#### [EXERCISE BRIEF]
Which lines hold the word "noise"? Copy each one.

#### [MATERIAL FOR THE TASK]

↓

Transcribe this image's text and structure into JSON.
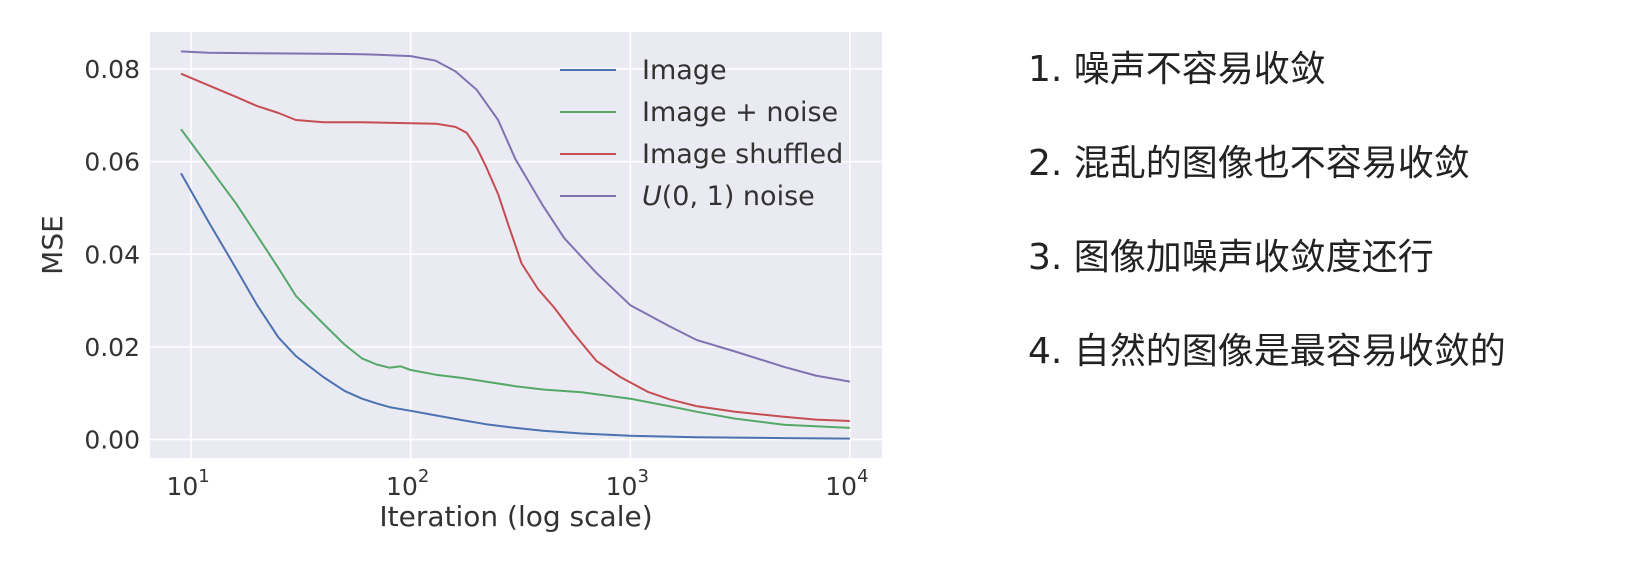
{
  "chart_data": {
    "type": "line",
    "title": "",
    "xlabel": "Iteration (log scale)",
    "ylabel": "MSE",
    "xscale": "log",
    "xlim": [
      6.5,
      14000
    ],
    "ylim": [
      -0.004,
      0.088
    ],
    "grid": true,
    "legend_position": "top-right",
    "x_ticks": [
      10,
      100,
      1000,
      10000
    ],
    "x_tick_labels": [
      {
        "base": "10",
        "exp": "1"
      },
      {
        "base": "10",
        "exp": "2"
      },
      {
        "base": "10",
        "exp": "3"
      },
      {
        "base": "10",
        "exp": "4"
      }
    ],
    "y_ticks": [
      0.0,
      0.02,
      0.04,
      0.06,
      0.08
    ],
    "y_tick_labels": [
      "0.00",
      "0.02",
      "0.04",
      "0.06",
      "0.08"
    ],
    "series": [
      {
        "name": "Image",
        "color": "#4c72b0",
        "points": [
          [
            9,
            0.0575
          ],
          [
            12,
            0.047
          ],
          [
            16,
            0.037
          ],
          [
            20,
            0.029
          ],
          [
            25,
            0.022
          ],
          [
            30,
            0.018
          ],
          [
            40,
            0.0135
          ],
          [
            50,
            0.0105
          ],
          [
            60,
            0.0088
          ],
          [
            70,
            0.0078
          ],
          [
            80,
            0.007
          ],
          [
            100,
            0.0062
          ],
          [
            130,
            0.0052
          ],
          [
            170,
            0.0042
          ],
          [
            220,
            0.0033
          ],
          [
            300,
            0.0025
          ],
          [
            400,
            0.0019
          ],
          [
            600,
            0.0013
          ],
          [
            1000,
            0.0008
          ],
          [
            2000,
            0.0005
          ],
          [
            5000,
            0.0003
          ],
          [
            10000,
            0.0002
          ]
        ]
      },
      {
        "name": "Image + noise",
        "color": "#55a868",
        "points": [
          [
            9,
            0.067
          ],
          [
            12,
            0.059
          ],
          [
            16,
            0.051
          ],
          [
            20,
            0.044
          ],
          [
            25,
            0.037
          ],
          [
            30,
            0.031
          ],
          [
            40,
            0.025
          ],
          [
            50,
            0.0205
          ],
          [
            60,
            0.0175
          ],
          [
            70,
            0.0162
          ],
          [
            80,
            0.0155
          ],
          [
            90,
            0.0158
          ],
          [
            100,
            0.015
          ],
          [
            130,
            0.014
          ],
          [
            170,
            0.0133
          ],
          [
            220,
            0.0125
          ],
          [
            300,
            0.0115
          ],
          [
            400,
            0.0108
          ],
          [
            600,
            0.0102
          ],
          [
            1000,
            0.0088
          ],
          [
            1500,
            0.0072
          ],
          [
            2000,
            0.006
          ],
          [
            3000,
            0.0045
          ],
          [
            5000,
            0.0032
          ],
          [
            10000,
            0.0025
          ]
        ]
      },
      {
        "name": "Image shuffled",
        "color": "#c44e52",
        "points": [
          [
            9,
            0.079
          ],
          [
            12,
            0.0765
          ],
          [
            16,
            0.074
          ],
          [
            20,
            0.072
          ],
          [
            25,
            0.0705
          ],
          [
            30,
            0.069
          ],
          [
            40,
            0.0685
          ],
          [
            60,
            0.0685
          ],
          [
            100,
            0.0683
          ],
          [
            130,
            0.0682
          ],
          [
            160,
            0.0675
          ],
          [
            180,
            0.0662
          ],
          [
            200,
            0.063
          ],
          [
            220,
            0.059
          ],
          [
            250,
            0.053
          ],
          [
            280,
            0.046
          ],
          [
            320,
            0.038
          ],
          [
            380,
            0.0325
          ],
          [
            450,
            0.0285
          ],
          [
            550,
            0.023
          ],
          [
            700,
            0.017
          ],
          [
            900,
            0.0135
          ],
          [
            1200,
            0.0103
          ],
          [
            1500,
            0.0087
          ],
          [
            2000,
            0.0072
          ],
          [
            3000,
            0.006
          ],
          [
            5000,
            0.0049
          ],
          [
            7000,
            0.0043
          ],
          [
            10000,
            0.004
          ]
        ]
      },
      {
        "name": "U(0, 1) noise",
        "color": "#8172b2",
        "points": [
          [
            9,
            0.0838
          ],
          [
            12,
            0.0835
          ],
          [
            20,
            0.0834
          ],
          [
            40,
            0.0833
          ],
          [
            60,
            0.0832
          ],
          [
            80,
            0.083
          ],
          [
            100,
            0.0828
          ],
          [
            130,
            0.0818
          ],
          [
            160,
            0.0795
          ],
          [
            200,
            0.0755
          ],
          [
            250,
            0.069
          ],
          [
            300,
            0.0605
          ],
          [
            400,
            0.0505
          ],
          [
            500,
            0.0435
          ],
          [
            700,
            0.036
          ],
          [
            1000,
            0.029
          ],
          [
            1500,
            0.0245
          ],
          [
            2000,
            0.0215
          ],
          [
            3000,
            0.019
          ],
          [
            5000,
            0.0157
          ],
          [
            7000,
            0.0138
          ],
          [
            10000,
            0.0125
          ]
        ]
      }
    ]
  },
  "legend": [
    {
      "label": "Image",
      "color": "#4c72b0"
    },
    {
      "label": "Image + noise",
      "color": "#55a868"
    },
    {
      "label": "Image shuffled",
      "color": "#c44e52"
    },
    {
      "label_prefix": "U",
      "label_suffix": "(0, 1) noise",
      "color": "#8172b2"
    }
  ],
  "notes": [
    "1. 噪声不容易收敛",
    "2. 混乱的图像也不容易收敛",
    "3. 图像加噪声收敛度还行",
    "4. 自然的图像是最容易收敛的"
  ]
}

↑

#### [ANSWER BELOW]
        "name": "Image + noise",
        "name": "U(0, 1) noise",
      "label": "Image + noise",
      "label_suffix": "(0, 1) noise",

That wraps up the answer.